[Part of a data file]

++++++++

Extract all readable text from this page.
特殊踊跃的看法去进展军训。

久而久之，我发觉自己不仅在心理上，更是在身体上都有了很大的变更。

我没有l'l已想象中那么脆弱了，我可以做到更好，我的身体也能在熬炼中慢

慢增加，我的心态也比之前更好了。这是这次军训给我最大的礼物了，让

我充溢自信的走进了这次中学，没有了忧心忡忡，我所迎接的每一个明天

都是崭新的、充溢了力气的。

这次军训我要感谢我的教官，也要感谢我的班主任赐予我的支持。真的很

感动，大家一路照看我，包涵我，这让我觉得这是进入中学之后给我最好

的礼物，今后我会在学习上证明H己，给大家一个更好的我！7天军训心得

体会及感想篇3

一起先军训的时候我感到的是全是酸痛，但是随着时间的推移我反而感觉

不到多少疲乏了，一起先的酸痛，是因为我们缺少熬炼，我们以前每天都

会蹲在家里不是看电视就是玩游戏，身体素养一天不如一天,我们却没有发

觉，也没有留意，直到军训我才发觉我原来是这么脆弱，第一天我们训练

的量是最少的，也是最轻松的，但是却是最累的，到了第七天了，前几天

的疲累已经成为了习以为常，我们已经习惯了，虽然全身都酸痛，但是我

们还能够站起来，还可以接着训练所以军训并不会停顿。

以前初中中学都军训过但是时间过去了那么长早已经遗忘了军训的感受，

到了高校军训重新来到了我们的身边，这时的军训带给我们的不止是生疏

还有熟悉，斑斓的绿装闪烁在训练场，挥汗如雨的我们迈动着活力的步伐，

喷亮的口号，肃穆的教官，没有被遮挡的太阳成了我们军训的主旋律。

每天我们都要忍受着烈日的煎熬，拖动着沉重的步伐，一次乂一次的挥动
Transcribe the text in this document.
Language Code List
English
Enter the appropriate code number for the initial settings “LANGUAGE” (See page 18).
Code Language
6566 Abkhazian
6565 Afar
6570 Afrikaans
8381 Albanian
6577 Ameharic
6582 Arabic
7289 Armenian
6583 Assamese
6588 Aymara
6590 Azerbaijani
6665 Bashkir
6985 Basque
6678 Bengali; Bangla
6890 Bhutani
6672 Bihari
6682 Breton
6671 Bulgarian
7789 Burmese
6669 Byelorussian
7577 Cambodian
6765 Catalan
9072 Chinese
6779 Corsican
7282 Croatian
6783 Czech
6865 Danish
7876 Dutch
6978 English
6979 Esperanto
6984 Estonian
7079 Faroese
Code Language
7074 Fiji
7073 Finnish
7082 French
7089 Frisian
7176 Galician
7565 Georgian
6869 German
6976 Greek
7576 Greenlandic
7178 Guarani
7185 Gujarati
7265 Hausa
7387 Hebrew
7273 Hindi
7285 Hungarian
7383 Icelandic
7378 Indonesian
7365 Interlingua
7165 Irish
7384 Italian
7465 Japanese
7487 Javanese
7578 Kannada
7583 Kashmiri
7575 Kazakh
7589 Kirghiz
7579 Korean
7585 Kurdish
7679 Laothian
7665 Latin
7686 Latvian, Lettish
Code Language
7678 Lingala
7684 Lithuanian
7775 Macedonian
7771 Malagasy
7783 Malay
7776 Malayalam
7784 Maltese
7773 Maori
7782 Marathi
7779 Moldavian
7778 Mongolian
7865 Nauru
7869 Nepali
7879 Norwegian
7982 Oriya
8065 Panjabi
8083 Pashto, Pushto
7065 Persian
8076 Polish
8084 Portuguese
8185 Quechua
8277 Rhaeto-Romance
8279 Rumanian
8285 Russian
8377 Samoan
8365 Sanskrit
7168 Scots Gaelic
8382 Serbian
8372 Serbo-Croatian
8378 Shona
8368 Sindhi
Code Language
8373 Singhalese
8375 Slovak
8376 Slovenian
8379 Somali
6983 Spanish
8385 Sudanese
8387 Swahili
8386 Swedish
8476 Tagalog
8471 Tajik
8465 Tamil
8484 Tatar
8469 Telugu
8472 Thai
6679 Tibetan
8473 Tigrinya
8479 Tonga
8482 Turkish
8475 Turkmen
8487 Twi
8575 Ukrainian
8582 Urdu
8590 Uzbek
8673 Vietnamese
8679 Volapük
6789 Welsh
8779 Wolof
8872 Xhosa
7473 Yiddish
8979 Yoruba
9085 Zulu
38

++++++++

= EXERCISE AIM =
Write out the entire listing exactly.

= TASK RESULT =
Extract all readable text from this page.
特殊踊跃的看法去进展军训。

久而久之，我发觉自己不仅在心理上，更是在身体上都有了很大的变更。

我没有l'l已想象中那么脆弱了，我可以做到更好，我的身体也能在熬炼中慢

慢增加，我的心态也比之前更好了。这是这次军训给我最大的礼物了，让

我充溢自信的走进了这次中学，没有了忧心忡忡，我所迎接的每一个明天

都是崭新的、充溢了力气的。

这次军训我要感谢我的教官，也要感谢我的班主任赐予我的支持。真的很

感动，大家一路照看我，包涵我，这让我觉得这是进入中学之后给我最好

的礼物，今后我会在学习上证明H己，给大家一个更好的我！7天军训心得

体会及感想篇3

一起先军训的时候我感到的是全是酸痛，但是随着时间的推移我反而感觉

不到多少疲乏了，一起先的酸痛，是因为我们缺少熬炼，我们以前每天都

会蹲在家里不是看电视就是玩游戏，身体素养一天不如一天,我们却没有发

觉，也没有留意，直到军训我才发觉我原来是这么脆弱，第一天我们训练

的量是最少的，也是最轻松的，但是却是最累的，到了第七天了，前几天

的疲累已经成为了习以为常，我们已经习惯了，虽然全身都酸痛，但是我

们还能够站起来，还可以接着训练所以军训并不会停顿。

以前初中中学都军训过但是时间过去了那么长早已经遗忘了军训的感受，

到了高校军训重新来到了我们的身边，这时的军训带给我们的不止是生疏

还有熟悉，斑斓的绿装闪烁在训练场，挥汗如雨的我们迈动着活力的步伐，

喷亮的口号，肃穆的教官，没有被遮挡的太阳成了我们军训的主旋律。

每天我们都要忍受着烈日的煎熬，拖动着沉重的步伐，一次乂一次的挥动
Transcribe the text in this document.
Language Code List
English
Enter the appropriate code number for the initial settings “LANGUAGE” (See page 18).
Code Language
6566 Abkhazian
6565 Afar
6570 Afrikaans
8381 Albanian
6577 Ameharic
6582 Arabic
7289 Armenian
6583 Assamese
6588 Aymara
6590 Azerbaijani
6665 Bashkir
6985 Basque
6678 Bengali; Bangla
6890 Bhutani
6672 Bihari
6682 Breton
6671 Bulgarian
7789 Burmese
6669 Byelorussian
7577 Cambodian
6765 Catalan
9072 Chinese
6779 Corsican
7282 Croatian
6783 Czech
6865 Danish
7876 Dutch
6978 English
6979 Esperanto
6984 Estonian
7079 Faroese
Code Language
7074 Fiji
7073 Finnish
7082 French
7089 Frisian
7176 Galician
7565 Georgian
6869 German
6976 Greek
7576 Greenlandic
7178 Guarani
7185 Gujarati
7265 Hausa
7387 Hebrew
7273 Hindi
7285 Hungarian
7383 Icelandic
7378 Indonesian
7365 Interlingua
7165 Irish
7384 Italian
7465 Japanese
7487 Javanese
7578 Kannada
7583 Kashmiri
7575 Kazakh
7589 Kirghiz
7579 Korean
7585 Kurdish
7679 Laothian
7665 Latin
7686 Latvian, Lettish
Code Language
7678 Lingala
7684 Lithuanian
7775 Macedonian
7771 Malagasy
7783 Malay
7776 Malayalam
7784 Maltese
7773 Maori
7782 Marathi
7779 Moldavian
7778 Mongolian
7865 Nauru
7869 Nepali
7879 Norwegian
7982 Oriya
8065 Panjabi
8083 Pashto, Pushto
7065 Persian
8076 Polish
8084 Portuguese
8185 Quechua
8277 Rhaeto-Romance
8279 Rumanian
8285 Russian
8377 Samoan
8365 Sanskrit
7168 Scots Gaelic
8382 Serbian
8372 Serbo-Croatian
8378 Shona
8368 Sindhi
Code Language
8373 Singhalese
8375 Slovak
8376 Slovenian
8379 Somali
6983 Spanish
8385 Sudanese
8387 Swahili
8386 Swedish
8476 Tagalog
8471 Tajik
8465 Tamil
8484 Tatar
8469 Telugu
8472 Thai
6679 Tibetan
8473 Tigrinya
8479 Tonga
8482 Turkish
8475 Turkmen
8487 Twi
8575 Ukrainian
8582 Urdu
8590 Uzbek
8673 Vietnamese
8679 Volapük
6789 Welsh
8779 Wolof
8872 Xhosa
7473 Yiddish
8979 Yoruba
9085 Zulu
38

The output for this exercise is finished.